**What is asked**
Identify every line in the records below that contains the word "from", and copy each of those lines.

---- Given entries

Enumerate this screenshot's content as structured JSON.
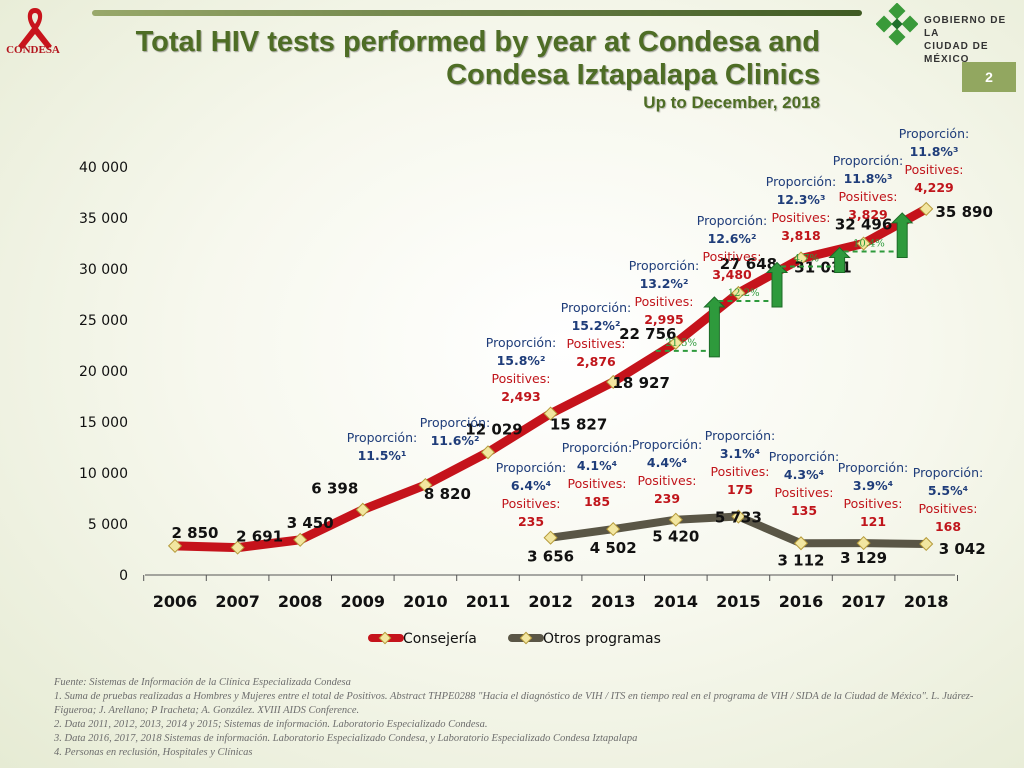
{
  "header": {
    "title_line1": "Total HIV tests performed by year at Condesa and",
    "title_line2": "Condesa Iztapalapa Clinics",
    "subtitle": "Up to December, 2018",
    "page_number": "2",
    "condesa_logo_text": "CONDESA",
    "gov_logo_line1": "GOBIERNO DE LA",
    "gov_logo_line2": "CIUDAD DE MÉXICO"
  },
  "colors": {
    "consejeria": "#c5131b",
    "otros": "#5a5646",
    "marker": "#f2e6a0",
    "proportion_label": "#1f3d7a",
    "positives_label": "#c0151b",
    "growth_arrow": "#2e9a3c",
    "growth_text": "#2e9a3c",
    "title": "#4e6d25"
  },
  "chart_data": {
    "type": "line",
    "categories": [
      "2006",
      "2007",
      "2008",
      "2009",
      "2010",
      "2011",
      "2012",
      "2013",
      "2014",
      "2015",
      "2016",
      "2017",
      "2018"
    ],
    "ylim": [
      0,
      40000
    ],
    "yticks": [
      "0",
      "5 000",
      "10 000",
      "15 000",
      "20 000",
      "25 000",
      "30 000",
      "35 000",
      "40 000"
    ],
    "ytick_values": [
      0,
      5000,
      10000,
      15000,
      20000,
      25000,
      30000,
      35000,
      40000
    ],
    "xlabel": "",
    "ylabel": "",
    "series": [
      {
        "name": "Consejería",
        "values": [
          2850,
          2691,
          3450,
          6398,
          8820,
          12029,
          15827,
          18927,
          22756,
          27648,
          31031,
          32496,
          35890
        ],
        "value_labels": [
          "2 850",
          "2 691",
          "3 450",
          "6 398",
          "8 820",
          "12 029",
          "15 827",
          "18 927",
          "22 756",
          "27 648",
          "31 031",
          "32 496",
          "35 890"
        ]
      },
      {
        "name": "Otros programas",
        "values": [
          null,
          null,
          null,
          null,
          null,
          null,
          3656,
          4502,
          5420,
          5733,
          3112,
          3129,
          3042
        ],
        "value_labels": [
          "",
          "",
          "",
          "",
          "",
          "",
          "3 656",
          "4 502",
          "5 420",
          "5 733",
          "3 112",
          "3 129",
          "3 042"
        ]
      }
    ],
    "annotations_consejeria": [
      {
        "year": "2010",
        "proportion_label": "Proporción:",
        "proportion": "11.5%¹"
      },
      {
        "year": "2011",
        "proportion_label": "Proporción:",
        "proportion": "11.6%²"
      },
      {
        "year": "2012",
        "proportion_label": "Proporción:",
        "proportion": "15.8%²",
        "positives_label": "Positives:",
        "positives": "2,493"
      },
      {
        "year": "2013",
        "proportion_label": "Proporción:",
        "proportion": "15.2%²",
        "positives_label": "Positives:",
        "positives": "2,876"
      },
      {
        "year": "2014",
        "proportion_label": "Proporción:",
        "proportion": "13.2%²",
        "positives_label": "Positives:",
        "positives": "2,995"
      },
      {
        "year": "2015",
        "proportion_label": "Proporción:",
        "proportion": "12.6%²",
        "positives_label": "Positives:",
        "positives": "3,480"
      },
      {
        "year": "2016",
        "proportion_label": "Proporción:",
        "proportion": "12.3%³",
        "positives_label": "Positives:",
        "positives": "3,818"
      },
      {
        "year": "2017",
        "proportion_label": "Proporción:",
        "proportion": "11.8%³",
        "positives_label": "Positives:",
        "positives": "3,829"
      },
      {
        "year": "2018",
        "proportion_label": "Proporción:",
        "proportion": "11.8%³",
        "positives_label": "Positives:",
        "positives": "4,229"
      }
    ],
    "annotations_otros": [
      {
        "year": "2012",
        "proportion_label": "Proporción:",
        "proportion": "6.4%⁴",
        "positives_label": "Positives:",
        "positives": "235"
      },
      {
        "year": "2013",
        "proportion_label": "Proporción:",
        "proportion": "4.1%⁴",
        "positives_label": "Positives:",
        "positives": "185"
      },
      {
        "year": "2014",
        "proportion_label": "Proporción:",
        "proportion": "4.4%⁴",
        "positives_label": "Positives:",
        "positives": "239"
      },
      {
        "year": "2015",
        "proportion_label": "Proporción:",
        "proportion": "3.1%⁴",
        "positives_label": "Positives:",
        "positives": "175"
      },
      {
        "year": "2016",
        "proportion_label": "Proporción:",
        "proportion": "4.3%⁴",
        "positives_label": "Positives:",
        "positives": "135"
      },
      {
        "year": "2017",
        "proportion_label": "Proporción:",
        "proportion": "3.9%⁴",
        "positives_label": "Positives:",
        "positives": "121"
      },
      {
        "year": "2018",
        "proportion_label": "Proporción:",
        "proportion": "5.5%⁴",
        "positives_label": "Positives:",
        "positives": "168"
      }
    ],
    "growth": [
      {
        "from": "2014",
        "to": "2015",
        "label": "21.5%"
      },
      {
        "from": "2015",
        "to": "2016",
        "label": "12.2%"
      },
      {
        "from": "2016",
        "to": "2017",
        "label": "4.7%"
      },
      {
        "from": "2017",
        "to": "2018",
        "label": "10.4%"
      }
    ],
    "legend_position": "bottom",
    "grid": false
  },
  "footnotes": [
    "Fuente: Sistemas de Información de la Clínica Especializada Condesa",
    "1. Suma de pruebas realizadas a Hombres y Mujeres entre el total de Positivos. Abstract THPE0288 \"Hacia el diagnóstico de VIH / ITS en tiempo real en el programa de VIH / SIDA de la Ciudad de México\". L. Juárez-Figueroa; J. Arellano; P Iracheta; A. González. XVIII AIDS Conference.",
    "2. Data 2011, 2012, 2013, 2014 y 2015; Sistemas de información. Laboratorio Especializado Condesa.",
    "3. Data  2016, 2017, 2018 Sistemas de información. Laboratorio Especializado Condesa, y Laboratorio Especializado Condesa Iztapalapa",
    "4. Personas en reclusión, Hospitales y Clínicas"
  ]
}
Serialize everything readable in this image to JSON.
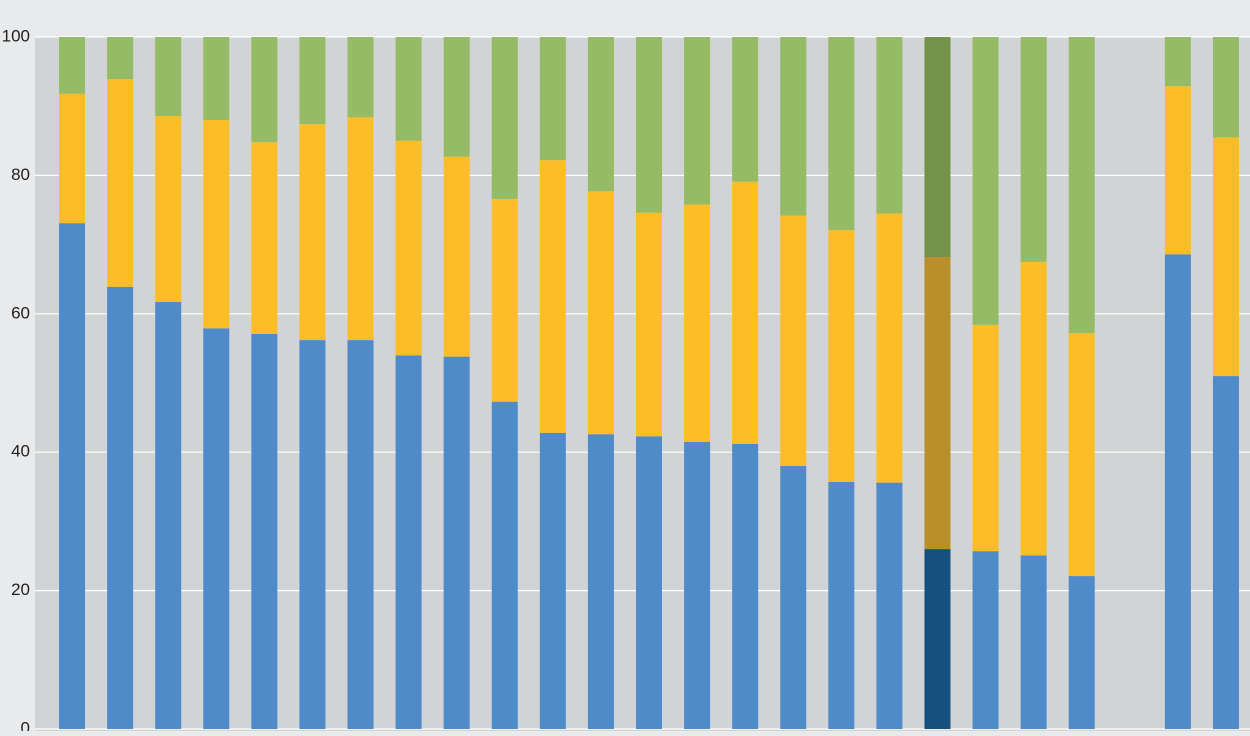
{
  "chart_data": {
    "type": "stacked_bar",
    "categories": [
      null,
      null,
      null,
      null,
      null,
      null,
      null,
      null,
      null,
      null,
      null,
      null,
      null,
      null,
      null,
      null,
      null,
      null,
      null,
      null,
      null,
      null,
      null,
      null,
      null
    ],
    "series": [
      {
        "color": "#4f8ac9",
        "highlight_color": "#16507f",
        "values": [
          73.1,
          63.9,
          61.7,
          57.9,
          57.1,
          56.2,
          56.2,
          54.0,
          53.8,
          47.3,
          42.8,
          42.6,
          42.3,
          41.5,
          41.2,
          38.0,
          35.7,
          35.6,
          26.0,
          25.7,
          25.1,
          22.1,
          null,
          68.6,
          51.0
        ]
      },
      {
        "color": "#fdbd27",
        "highlight_color": "#b98f2b",
        "values": [
          18.7,
          30.0,
          26.9,
          30.1,
          27.7,
          31.2,
          32.2,
          31.0,
          28.9,
          29.3,
          39.4,
          35.1,
          32.3,
          34.3,
          37.9,
          36.2,
          36.4,
          38.9,
          42.2,
          32.7,
          42.4,
          35.1,
          null,
          24.3,
          34.5
        ]
      },
      {
        "color": "#95bb66",
        "highlight_color": "#73924a",
        "values": [
          8.2,
          6.1,
          11.4,
          12.0,
          15.2,
          12.6,
          11.6,
          15.0,
          17.3,
          23.4,
          17.8,
          22.3,
          25.4,
          24.2,
          20.9,
          25.8,
          27.9,
          25.5,
          31.8,
          41.6,
          32.5,
          42.8,
          null,
          7.1,
          14.5
        ]
      }
    ],
    "highlight_index": 18,
    "ylim": [
      0,
      100
    ],
    "yticks": [
      0,
      20,
      40,
      60,
      80,
      100
    ],
    "grid": true
  }
}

--------

**Written response**
        "from": "2014",
        "from": "2015",
        "from": "2016",
        "from": "2017",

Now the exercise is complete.